TAREFA: Segundo o trecho sobre Marte na ficção científica, em que década as sondas norte-americanas Mariner sobrevoaram Marte?

TRECHO PARA LEITURA:
◇ ◇ ◇ ◇ ◇ ◇ ◇
Um provável Marte de outrora.

Em meados dos 1910, os astrônomos haviam concluído que a observação de qualquer tipo de canais em Marte era equivocada, mas para a percepção popular, isto não importou muito: imaginar uma raça que havia feito tantas alterações em seu mundo levantava a ideia de que Marte deveria ser um mundo frio e seco, com problemas de abastecimento de água, com uma civilização potencialmente agonizante… era um apelo simplesmente forte demais. Todas estas especulações só encontraram fim quando as sondas norte-americanas Mariner sobrevoaram Marte nos anos 1960, fotografando a superfície do planeta: até lá, a Ficção Científica se serviu muito bem.

Alice Ilgenfritz Jones e Ella Merchant escrevem em 1893 “Unveiling a Parallel – A Romance”, uma história de uma sociedade utópica em Marte – a virada do Século produziu algumas histórias de utopia – onde as autoras debatem ideias feministas através das sociedades que elas criam, uma onde as mulheres adotaram os piores comportamentos masculinos e outra em que há igualdade, paz e harmonia entre homens e mulheres.

Gustavus W. Pope escreve “Journey to Mars” (título abreviado) em 1894, onde o protagonista é levado a Marte após resgatar, de um naufrágio, alguém que se revela ser um marciano. Este Marte é habitado por raças humanoides de cores diferentes, com sociedades de aspecto feudal mas que, ao mesmo tempo, tem alta tecnologia, superior à da Terra: reis e princesas e duelos com espadas existem ao lado de carros voadores e televisão e videofones.
◇ ◇ ◇ ◇ ◇ ◇ ◇
DADOS FORNECIDOS:
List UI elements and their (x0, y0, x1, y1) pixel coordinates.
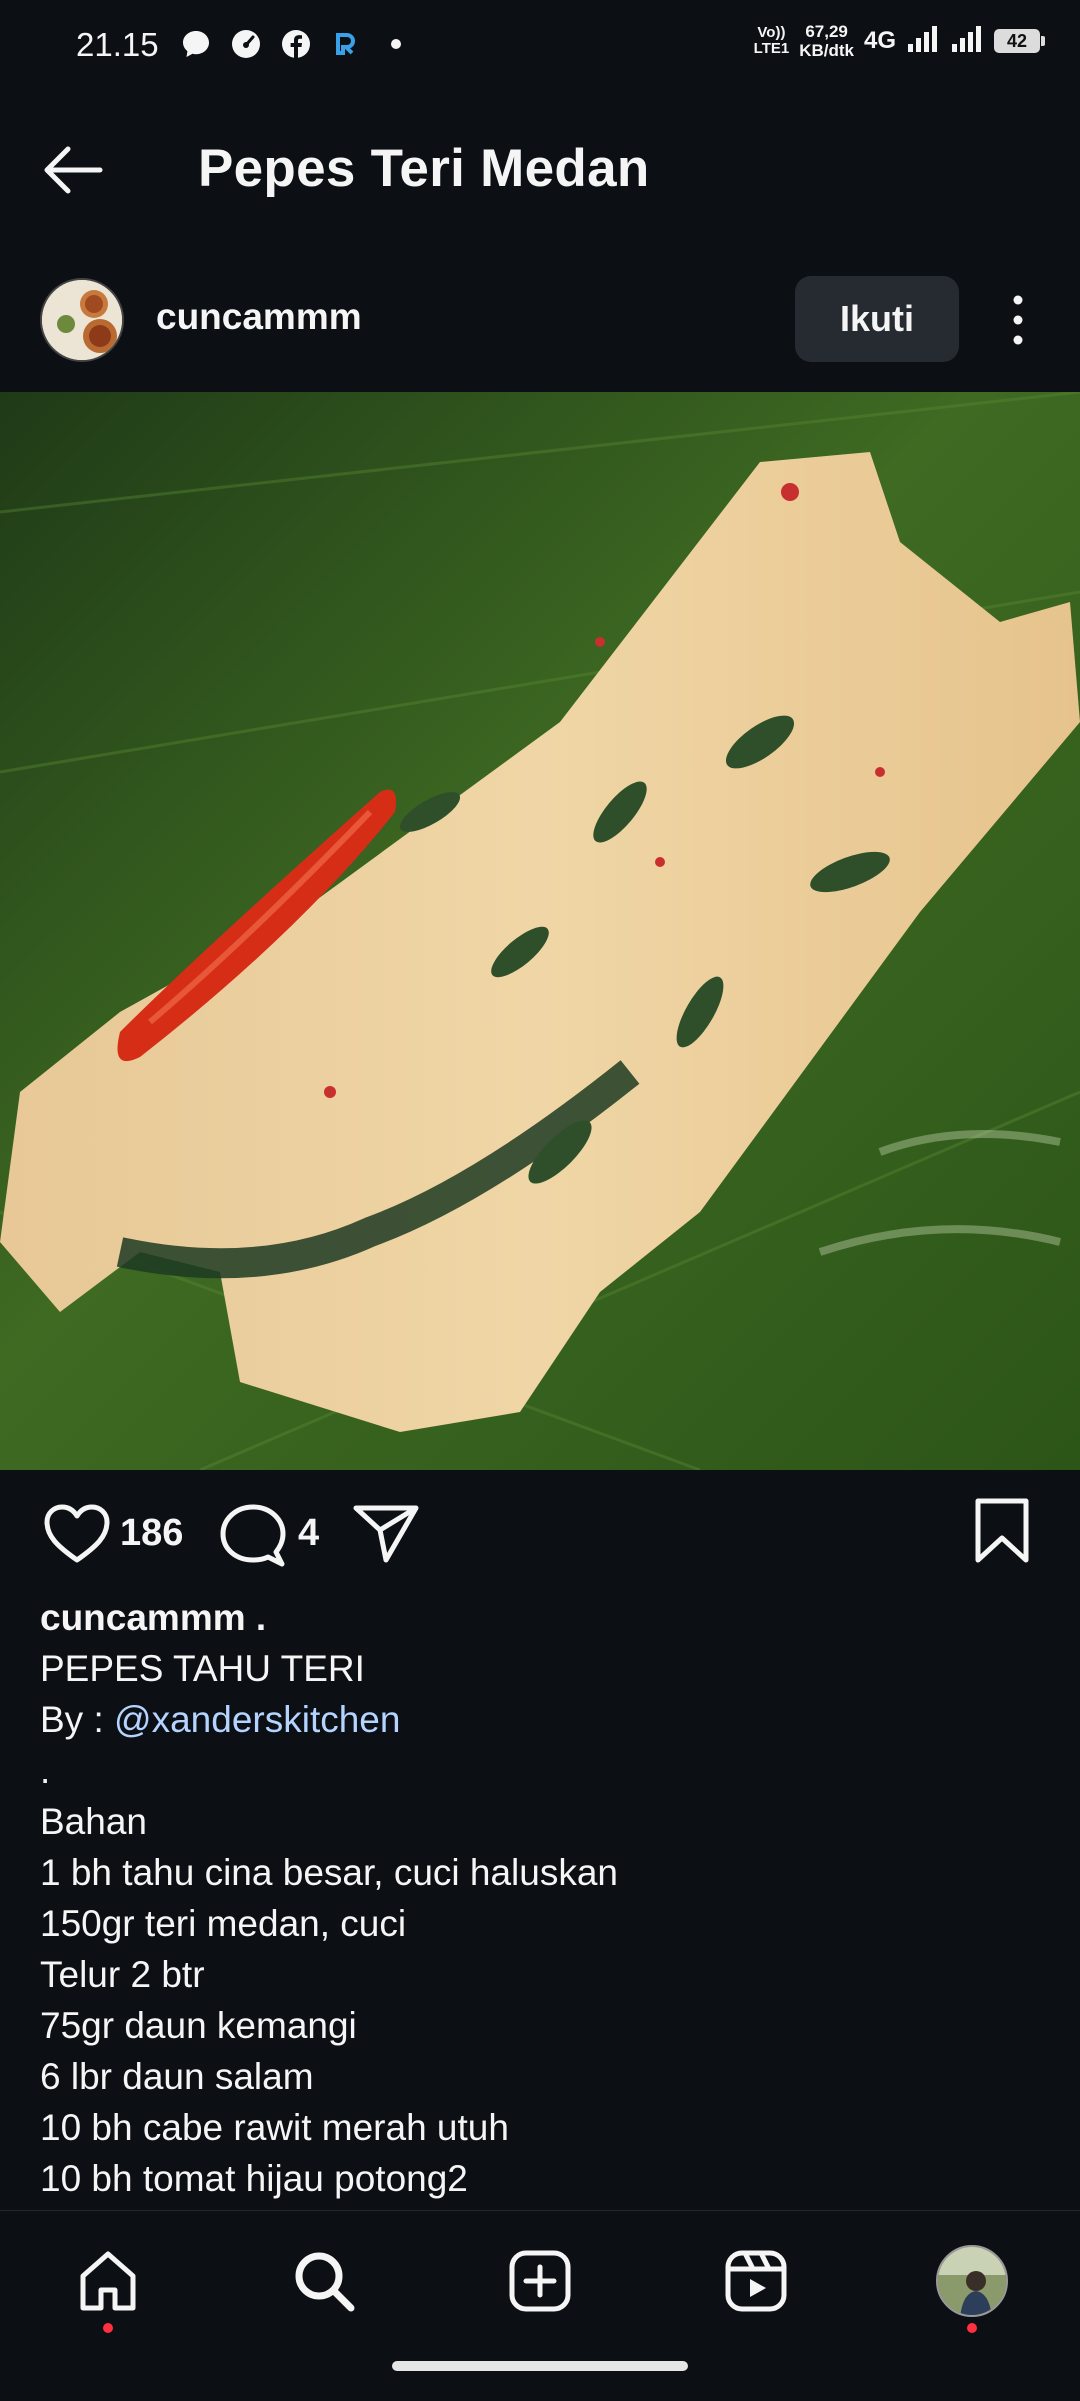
◇ ◇ ◇ ◇ ◇ ◇ ◇
RESPOSTA DA TAREFA: As sondas Mariner sobrevoaram Marte nos anos 1960.